(Task description):
Can you pull out each line of the data below that includes the word "unit"?
## begin
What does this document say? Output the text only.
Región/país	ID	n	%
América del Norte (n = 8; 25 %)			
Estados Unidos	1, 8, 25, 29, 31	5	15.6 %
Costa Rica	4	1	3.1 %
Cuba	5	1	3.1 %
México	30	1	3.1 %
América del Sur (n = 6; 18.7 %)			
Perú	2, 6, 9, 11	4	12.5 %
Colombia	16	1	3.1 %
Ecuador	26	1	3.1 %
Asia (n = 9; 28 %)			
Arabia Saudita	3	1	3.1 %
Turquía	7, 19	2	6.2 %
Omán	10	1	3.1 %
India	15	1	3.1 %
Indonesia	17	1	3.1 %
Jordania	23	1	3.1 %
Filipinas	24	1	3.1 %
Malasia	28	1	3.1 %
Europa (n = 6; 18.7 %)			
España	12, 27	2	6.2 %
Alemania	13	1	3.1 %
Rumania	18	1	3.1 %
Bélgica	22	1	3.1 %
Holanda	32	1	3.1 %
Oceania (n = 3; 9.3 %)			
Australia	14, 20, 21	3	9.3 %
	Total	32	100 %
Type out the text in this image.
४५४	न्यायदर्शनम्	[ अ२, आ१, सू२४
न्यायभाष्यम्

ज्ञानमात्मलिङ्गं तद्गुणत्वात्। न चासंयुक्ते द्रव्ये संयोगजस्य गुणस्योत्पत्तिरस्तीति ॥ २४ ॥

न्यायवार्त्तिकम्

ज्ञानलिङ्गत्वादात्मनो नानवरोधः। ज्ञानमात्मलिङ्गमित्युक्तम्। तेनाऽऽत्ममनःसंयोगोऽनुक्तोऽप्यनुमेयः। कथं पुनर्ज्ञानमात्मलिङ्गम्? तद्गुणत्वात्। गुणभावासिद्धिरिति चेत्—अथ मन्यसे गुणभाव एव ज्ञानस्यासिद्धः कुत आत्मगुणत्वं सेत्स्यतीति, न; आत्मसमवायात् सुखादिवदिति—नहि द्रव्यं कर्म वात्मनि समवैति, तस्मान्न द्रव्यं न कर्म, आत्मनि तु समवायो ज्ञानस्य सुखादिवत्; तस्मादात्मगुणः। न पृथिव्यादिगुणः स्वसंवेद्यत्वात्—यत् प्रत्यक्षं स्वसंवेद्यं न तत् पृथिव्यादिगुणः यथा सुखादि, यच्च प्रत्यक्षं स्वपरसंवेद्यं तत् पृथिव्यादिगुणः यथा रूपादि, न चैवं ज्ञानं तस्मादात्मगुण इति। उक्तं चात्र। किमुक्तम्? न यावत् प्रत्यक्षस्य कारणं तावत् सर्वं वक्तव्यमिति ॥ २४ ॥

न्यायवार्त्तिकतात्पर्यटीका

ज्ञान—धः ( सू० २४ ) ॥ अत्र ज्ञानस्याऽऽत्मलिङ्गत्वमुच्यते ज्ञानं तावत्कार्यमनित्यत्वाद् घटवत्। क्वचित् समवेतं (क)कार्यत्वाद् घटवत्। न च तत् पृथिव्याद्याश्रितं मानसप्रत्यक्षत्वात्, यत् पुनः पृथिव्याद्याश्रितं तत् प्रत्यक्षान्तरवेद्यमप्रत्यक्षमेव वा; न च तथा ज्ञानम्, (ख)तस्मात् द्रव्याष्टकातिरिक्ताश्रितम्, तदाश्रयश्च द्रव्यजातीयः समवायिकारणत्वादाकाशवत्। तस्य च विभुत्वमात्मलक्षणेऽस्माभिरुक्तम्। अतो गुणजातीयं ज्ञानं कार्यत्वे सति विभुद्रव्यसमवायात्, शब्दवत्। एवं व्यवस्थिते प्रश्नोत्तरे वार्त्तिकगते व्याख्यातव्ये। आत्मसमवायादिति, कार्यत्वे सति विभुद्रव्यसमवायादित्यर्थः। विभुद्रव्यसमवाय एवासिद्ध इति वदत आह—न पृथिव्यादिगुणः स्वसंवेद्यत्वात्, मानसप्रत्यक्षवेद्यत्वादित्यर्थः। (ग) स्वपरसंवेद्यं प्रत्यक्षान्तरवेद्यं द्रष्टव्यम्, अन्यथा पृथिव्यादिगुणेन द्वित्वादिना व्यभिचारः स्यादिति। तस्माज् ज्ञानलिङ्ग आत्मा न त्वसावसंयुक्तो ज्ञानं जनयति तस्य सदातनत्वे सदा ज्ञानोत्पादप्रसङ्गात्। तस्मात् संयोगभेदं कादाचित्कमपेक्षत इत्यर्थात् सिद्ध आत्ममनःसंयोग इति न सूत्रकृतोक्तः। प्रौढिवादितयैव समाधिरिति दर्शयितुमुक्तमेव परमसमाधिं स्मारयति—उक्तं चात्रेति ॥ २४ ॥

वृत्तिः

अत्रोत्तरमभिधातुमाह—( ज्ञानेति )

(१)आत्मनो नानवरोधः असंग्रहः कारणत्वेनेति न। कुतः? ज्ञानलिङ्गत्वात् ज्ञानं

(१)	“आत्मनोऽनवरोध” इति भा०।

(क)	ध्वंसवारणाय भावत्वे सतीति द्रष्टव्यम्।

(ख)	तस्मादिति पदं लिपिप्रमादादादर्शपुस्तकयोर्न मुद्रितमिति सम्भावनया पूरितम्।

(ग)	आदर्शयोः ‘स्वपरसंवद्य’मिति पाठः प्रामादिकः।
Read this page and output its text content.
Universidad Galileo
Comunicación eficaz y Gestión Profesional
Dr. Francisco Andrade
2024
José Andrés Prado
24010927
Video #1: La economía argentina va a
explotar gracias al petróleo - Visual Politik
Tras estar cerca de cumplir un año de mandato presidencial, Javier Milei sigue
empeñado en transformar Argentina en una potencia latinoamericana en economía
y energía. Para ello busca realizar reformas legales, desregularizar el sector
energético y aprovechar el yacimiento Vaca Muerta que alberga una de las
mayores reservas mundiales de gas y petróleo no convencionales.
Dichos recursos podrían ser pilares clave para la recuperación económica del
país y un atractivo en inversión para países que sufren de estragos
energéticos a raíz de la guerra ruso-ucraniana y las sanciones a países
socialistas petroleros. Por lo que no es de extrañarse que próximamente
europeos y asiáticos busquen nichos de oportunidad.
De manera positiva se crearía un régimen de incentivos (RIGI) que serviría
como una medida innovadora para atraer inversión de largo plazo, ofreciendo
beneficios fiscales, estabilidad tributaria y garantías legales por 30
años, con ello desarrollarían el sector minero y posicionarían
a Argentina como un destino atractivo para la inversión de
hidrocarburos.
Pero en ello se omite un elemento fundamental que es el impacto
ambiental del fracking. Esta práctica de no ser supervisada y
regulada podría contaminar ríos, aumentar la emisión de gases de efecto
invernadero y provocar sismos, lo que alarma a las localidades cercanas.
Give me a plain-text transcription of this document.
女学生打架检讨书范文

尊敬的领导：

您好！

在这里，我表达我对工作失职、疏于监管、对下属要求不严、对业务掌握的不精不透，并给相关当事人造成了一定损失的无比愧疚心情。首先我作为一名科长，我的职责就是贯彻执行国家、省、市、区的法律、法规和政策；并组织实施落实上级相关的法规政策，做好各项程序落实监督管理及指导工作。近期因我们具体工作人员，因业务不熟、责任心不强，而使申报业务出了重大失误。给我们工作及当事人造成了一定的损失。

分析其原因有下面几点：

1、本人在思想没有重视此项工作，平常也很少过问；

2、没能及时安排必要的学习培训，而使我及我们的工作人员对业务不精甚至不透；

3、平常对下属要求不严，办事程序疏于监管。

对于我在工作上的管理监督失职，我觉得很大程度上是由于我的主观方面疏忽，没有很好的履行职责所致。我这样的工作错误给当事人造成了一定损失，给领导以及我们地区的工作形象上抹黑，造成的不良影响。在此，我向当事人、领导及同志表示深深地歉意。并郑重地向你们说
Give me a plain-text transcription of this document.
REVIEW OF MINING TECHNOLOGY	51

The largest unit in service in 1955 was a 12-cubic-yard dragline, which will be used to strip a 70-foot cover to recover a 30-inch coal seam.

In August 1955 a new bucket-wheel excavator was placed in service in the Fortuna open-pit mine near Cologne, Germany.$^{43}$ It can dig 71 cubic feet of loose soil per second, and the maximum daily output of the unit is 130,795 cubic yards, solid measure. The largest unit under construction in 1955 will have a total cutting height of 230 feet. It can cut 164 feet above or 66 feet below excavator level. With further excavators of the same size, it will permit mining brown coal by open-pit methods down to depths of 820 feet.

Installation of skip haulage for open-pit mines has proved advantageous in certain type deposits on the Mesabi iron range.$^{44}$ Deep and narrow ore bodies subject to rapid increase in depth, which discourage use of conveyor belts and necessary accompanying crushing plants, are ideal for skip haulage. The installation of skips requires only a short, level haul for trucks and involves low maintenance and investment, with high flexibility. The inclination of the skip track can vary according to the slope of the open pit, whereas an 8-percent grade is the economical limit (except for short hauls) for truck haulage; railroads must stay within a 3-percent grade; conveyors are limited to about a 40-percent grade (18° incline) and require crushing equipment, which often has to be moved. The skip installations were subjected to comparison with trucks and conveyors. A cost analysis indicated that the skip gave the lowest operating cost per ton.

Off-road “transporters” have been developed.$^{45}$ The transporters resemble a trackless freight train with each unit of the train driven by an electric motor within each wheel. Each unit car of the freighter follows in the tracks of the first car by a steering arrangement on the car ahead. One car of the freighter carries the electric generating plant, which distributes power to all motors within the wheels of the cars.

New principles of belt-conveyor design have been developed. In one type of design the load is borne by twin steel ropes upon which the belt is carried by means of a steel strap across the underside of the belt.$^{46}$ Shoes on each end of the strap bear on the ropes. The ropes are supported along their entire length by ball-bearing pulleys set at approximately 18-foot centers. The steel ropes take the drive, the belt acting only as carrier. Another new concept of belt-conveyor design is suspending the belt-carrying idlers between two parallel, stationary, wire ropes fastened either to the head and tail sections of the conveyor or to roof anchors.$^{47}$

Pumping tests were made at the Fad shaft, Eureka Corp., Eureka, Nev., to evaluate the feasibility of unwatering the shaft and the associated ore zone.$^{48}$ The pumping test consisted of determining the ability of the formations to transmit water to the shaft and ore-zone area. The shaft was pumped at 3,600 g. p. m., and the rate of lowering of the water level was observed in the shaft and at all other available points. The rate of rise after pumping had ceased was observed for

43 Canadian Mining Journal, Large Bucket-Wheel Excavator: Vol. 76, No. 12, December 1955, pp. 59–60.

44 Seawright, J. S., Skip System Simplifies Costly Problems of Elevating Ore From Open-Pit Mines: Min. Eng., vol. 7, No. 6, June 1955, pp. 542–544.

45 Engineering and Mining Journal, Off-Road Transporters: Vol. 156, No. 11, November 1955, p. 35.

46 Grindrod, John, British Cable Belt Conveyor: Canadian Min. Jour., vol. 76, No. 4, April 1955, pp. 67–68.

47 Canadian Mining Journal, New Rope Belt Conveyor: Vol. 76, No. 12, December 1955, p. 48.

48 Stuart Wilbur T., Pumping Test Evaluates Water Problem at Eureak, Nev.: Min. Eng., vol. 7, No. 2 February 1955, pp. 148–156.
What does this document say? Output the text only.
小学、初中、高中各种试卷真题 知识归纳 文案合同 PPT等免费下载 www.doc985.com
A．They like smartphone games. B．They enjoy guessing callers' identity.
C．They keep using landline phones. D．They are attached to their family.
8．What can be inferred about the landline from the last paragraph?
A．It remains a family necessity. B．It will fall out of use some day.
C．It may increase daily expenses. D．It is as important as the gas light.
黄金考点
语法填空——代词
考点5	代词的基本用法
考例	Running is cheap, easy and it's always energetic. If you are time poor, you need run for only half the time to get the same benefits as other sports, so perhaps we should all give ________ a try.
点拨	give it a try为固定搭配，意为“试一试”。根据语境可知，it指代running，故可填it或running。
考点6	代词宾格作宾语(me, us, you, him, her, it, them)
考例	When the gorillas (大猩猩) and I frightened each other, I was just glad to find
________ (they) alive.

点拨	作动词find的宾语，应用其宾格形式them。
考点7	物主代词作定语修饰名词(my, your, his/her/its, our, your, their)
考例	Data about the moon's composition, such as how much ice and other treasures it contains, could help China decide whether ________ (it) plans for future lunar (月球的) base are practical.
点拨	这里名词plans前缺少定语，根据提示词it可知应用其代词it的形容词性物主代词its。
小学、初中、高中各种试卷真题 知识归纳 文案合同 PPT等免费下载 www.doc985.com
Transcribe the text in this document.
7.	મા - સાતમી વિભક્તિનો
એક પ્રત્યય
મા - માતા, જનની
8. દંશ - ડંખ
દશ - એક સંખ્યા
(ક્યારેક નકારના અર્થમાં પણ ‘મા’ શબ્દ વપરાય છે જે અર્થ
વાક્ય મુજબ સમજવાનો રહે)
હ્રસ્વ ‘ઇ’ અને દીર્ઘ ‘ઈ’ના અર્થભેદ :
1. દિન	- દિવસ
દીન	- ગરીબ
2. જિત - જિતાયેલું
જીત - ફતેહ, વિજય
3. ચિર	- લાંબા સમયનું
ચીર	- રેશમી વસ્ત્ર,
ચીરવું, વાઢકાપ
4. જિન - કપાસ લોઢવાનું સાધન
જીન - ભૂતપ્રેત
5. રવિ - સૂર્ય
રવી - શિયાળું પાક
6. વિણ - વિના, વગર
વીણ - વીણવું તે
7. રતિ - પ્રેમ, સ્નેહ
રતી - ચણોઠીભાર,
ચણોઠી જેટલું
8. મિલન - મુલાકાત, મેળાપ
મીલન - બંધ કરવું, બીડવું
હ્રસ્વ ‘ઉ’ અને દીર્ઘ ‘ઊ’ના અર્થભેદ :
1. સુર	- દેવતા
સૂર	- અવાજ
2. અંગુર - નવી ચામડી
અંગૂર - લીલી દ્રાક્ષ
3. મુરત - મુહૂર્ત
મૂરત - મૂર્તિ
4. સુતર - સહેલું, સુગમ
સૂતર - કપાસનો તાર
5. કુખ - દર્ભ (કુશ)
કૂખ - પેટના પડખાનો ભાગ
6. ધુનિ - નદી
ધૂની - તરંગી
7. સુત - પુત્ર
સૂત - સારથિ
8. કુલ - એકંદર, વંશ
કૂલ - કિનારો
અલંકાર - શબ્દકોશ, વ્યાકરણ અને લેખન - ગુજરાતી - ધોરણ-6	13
## end
(Correct response):
The largest unit in service in 1955 was a 12-cubic-yard dragline, which will be used to strip a 70-foot cover to recover a 30-inch coal seam.
In August 1955 a new bucket-wheel excavator was placed in service in the Fortuna open-pit mine near Cologne, Germany.$^{43}$ It can dig 71 cubic feet of loose soil per second, and the maximum daily output of the unit is 130,795 cubic yards, solid measure. The largest unit under construction in 1955 will have a total cutting height of 230 feet. It can cut 164 feet above or 66 feet below excavator level. With further excavators of the same size, it will permit mining brown coal by open-pit methods down to depths of 820 feet.
Off-road “transporters” have been developed.$^{45}$ The transporters resemble a trackless freight train with each unit of the train driven by an electric motor within each wheel. Each unit car of the freighter follows in the tracks of the first car by a steering arrangement on the car ahead. One car of the freighter carries the electric generating plant, which distributes power to all motors within the wheels of the cars.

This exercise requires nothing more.